### [Task material]
====

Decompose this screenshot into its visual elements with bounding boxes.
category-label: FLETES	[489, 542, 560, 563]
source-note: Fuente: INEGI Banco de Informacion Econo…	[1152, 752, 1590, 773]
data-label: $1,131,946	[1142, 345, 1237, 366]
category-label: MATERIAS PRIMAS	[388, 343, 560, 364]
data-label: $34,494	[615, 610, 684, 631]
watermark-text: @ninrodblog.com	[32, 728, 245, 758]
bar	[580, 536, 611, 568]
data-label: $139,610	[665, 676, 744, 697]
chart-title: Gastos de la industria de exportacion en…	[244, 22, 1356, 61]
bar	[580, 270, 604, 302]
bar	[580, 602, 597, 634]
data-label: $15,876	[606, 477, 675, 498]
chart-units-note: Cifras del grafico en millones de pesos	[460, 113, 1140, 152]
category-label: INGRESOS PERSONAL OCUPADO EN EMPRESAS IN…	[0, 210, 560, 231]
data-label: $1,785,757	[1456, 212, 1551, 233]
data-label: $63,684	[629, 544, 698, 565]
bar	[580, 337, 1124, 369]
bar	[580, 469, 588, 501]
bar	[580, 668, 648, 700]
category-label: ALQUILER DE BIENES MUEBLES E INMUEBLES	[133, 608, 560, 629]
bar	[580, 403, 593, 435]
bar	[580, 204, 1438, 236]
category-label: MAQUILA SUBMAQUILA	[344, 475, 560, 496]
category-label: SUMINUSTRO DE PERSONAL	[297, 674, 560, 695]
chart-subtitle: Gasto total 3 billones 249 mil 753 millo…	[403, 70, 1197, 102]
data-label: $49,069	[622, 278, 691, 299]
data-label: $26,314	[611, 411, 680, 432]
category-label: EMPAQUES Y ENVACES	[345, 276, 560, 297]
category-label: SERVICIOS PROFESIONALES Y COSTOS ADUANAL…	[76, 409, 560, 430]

====

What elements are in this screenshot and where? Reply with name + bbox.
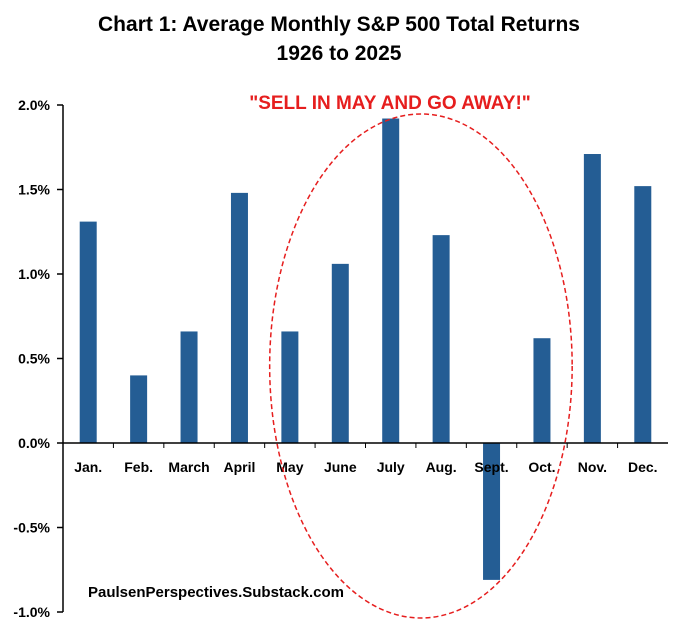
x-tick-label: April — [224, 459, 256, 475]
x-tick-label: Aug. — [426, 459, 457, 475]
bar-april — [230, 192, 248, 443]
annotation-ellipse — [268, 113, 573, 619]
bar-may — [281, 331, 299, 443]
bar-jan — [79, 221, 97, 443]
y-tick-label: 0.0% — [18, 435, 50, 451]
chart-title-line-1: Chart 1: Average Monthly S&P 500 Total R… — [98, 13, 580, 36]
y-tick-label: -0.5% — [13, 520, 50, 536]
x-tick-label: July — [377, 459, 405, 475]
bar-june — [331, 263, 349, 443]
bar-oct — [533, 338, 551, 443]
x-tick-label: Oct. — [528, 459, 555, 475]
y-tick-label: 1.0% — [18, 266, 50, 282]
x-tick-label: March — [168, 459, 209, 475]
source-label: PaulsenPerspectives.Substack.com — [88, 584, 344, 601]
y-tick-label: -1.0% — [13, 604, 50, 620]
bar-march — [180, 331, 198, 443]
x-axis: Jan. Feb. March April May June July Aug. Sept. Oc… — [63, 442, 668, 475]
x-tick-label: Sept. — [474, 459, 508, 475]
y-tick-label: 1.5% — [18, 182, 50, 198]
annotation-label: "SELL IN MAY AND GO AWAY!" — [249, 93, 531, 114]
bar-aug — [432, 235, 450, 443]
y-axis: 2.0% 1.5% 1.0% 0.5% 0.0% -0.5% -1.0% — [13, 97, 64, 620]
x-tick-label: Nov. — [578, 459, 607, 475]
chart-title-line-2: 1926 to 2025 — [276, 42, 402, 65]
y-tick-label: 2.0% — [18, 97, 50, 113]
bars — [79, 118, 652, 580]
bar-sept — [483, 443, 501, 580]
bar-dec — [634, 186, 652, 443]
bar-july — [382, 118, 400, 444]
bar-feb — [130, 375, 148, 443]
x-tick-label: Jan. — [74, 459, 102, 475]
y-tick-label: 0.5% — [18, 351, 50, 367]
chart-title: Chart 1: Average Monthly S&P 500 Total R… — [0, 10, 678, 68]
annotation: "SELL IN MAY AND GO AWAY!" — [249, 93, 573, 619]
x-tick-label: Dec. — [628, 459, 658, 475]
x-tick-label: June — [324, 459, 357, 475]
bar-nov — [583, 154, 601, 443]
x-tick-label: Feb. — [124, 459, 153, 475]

====

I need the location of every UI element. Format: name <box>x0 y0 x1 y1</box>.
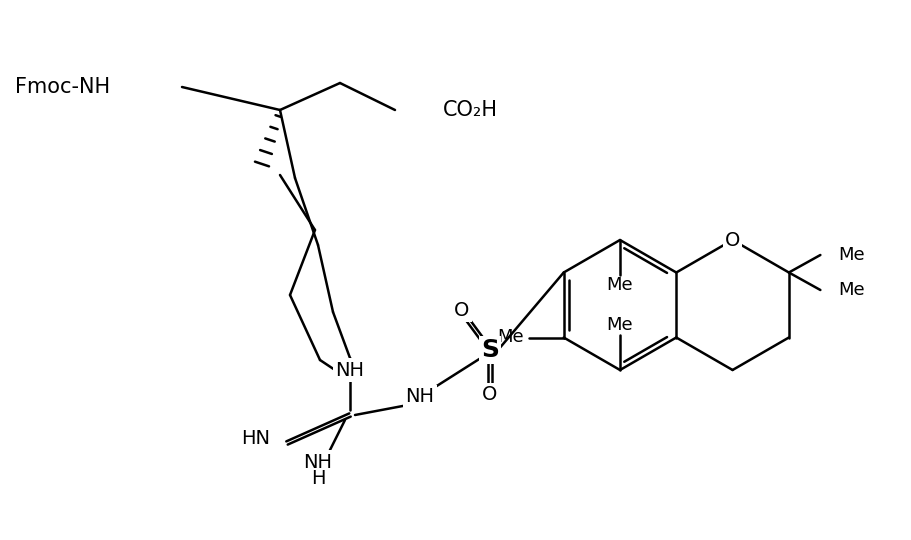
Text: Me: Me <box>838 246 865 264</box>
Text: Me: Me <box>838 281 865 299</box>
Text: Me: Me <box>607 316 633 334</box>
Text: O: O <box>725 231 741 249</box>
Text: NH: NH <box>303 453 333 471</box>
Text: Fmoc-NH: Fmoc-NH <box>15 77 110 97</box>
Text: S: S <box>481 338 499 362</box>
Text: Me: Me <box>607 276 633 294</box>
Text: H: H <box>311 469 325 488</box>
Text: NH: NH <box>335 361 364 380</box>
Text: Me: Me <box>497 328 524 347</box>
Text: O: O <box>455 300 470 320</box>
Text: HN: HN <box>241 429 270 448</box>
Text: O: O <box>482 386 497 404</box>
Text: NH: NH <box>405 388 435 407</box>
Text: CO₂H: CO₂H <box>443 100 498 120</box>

====

### [Task description]
Starting at the line that contains "Decompose this screenshot" and stopping after the line that contains "category-label: SUMINUSTRO DE", update that part of the data by changing "FLETES" to "TRANSPORTE". Give back only those lines, with nothing else altered.

### [Full response]
Decompose this screenshot into its visual elements with bounding boxes.
category-label: TRANSPORTE	[489, 542, 560, 563]
source-note: Fuente: INEGI Banco de Informacion Econo…	[1152, 752, 1590, 773]
data-label: $1,131,946	[1142, 345, 1237, 366]
category-label: MATERIAS PRIMAS	[388, 343, 560, 364]
data-label: $34,494	[615, 610, 684, 631]
watermark-text: @ninrodblog.com	[32, 728, 245, 758]
bar	[580, 536, 611, 568]
data-label: $139,610	[665, 676, 744, 697]
chart-title: Gastos de la industria de exportacion en…	[244, 22, 1356, 61]
bar	[580, 270, 604, 302]
bar	[580, 602, 597, 634]
data-label: $15,876	[606, 477, 675, 498]
chart-units-note: Cifras del grafico en millones de pesos	[460, 113, 1140, 152]
category-label: INGRESOS PERSONAL OCUPADO EN EMPRESAS IN…	[0, 210, 560, 231]
data-label: $1,785,757	[1456, 212, 1551, 233]
data-label: $63,684	[629, 544, 698, 565]
bar	[580, 337, 1124, 369]
bar	[580, 469, 588, 501]
bar	[580, 668, 648, 700]
category-label: ALQUILER DE BIENES MUEBLES E INMUEBLES	[133, 608, 560, 629]
bar	[580, 403, 593, 435]
bar	[580, 204, 1438, 236]
category-label: MAQUILA SUBMAQUILA	[344, 475, 560, 496]
category-label: SUMINUSTRO DE PERSONAL	[297, 674, 560, 695]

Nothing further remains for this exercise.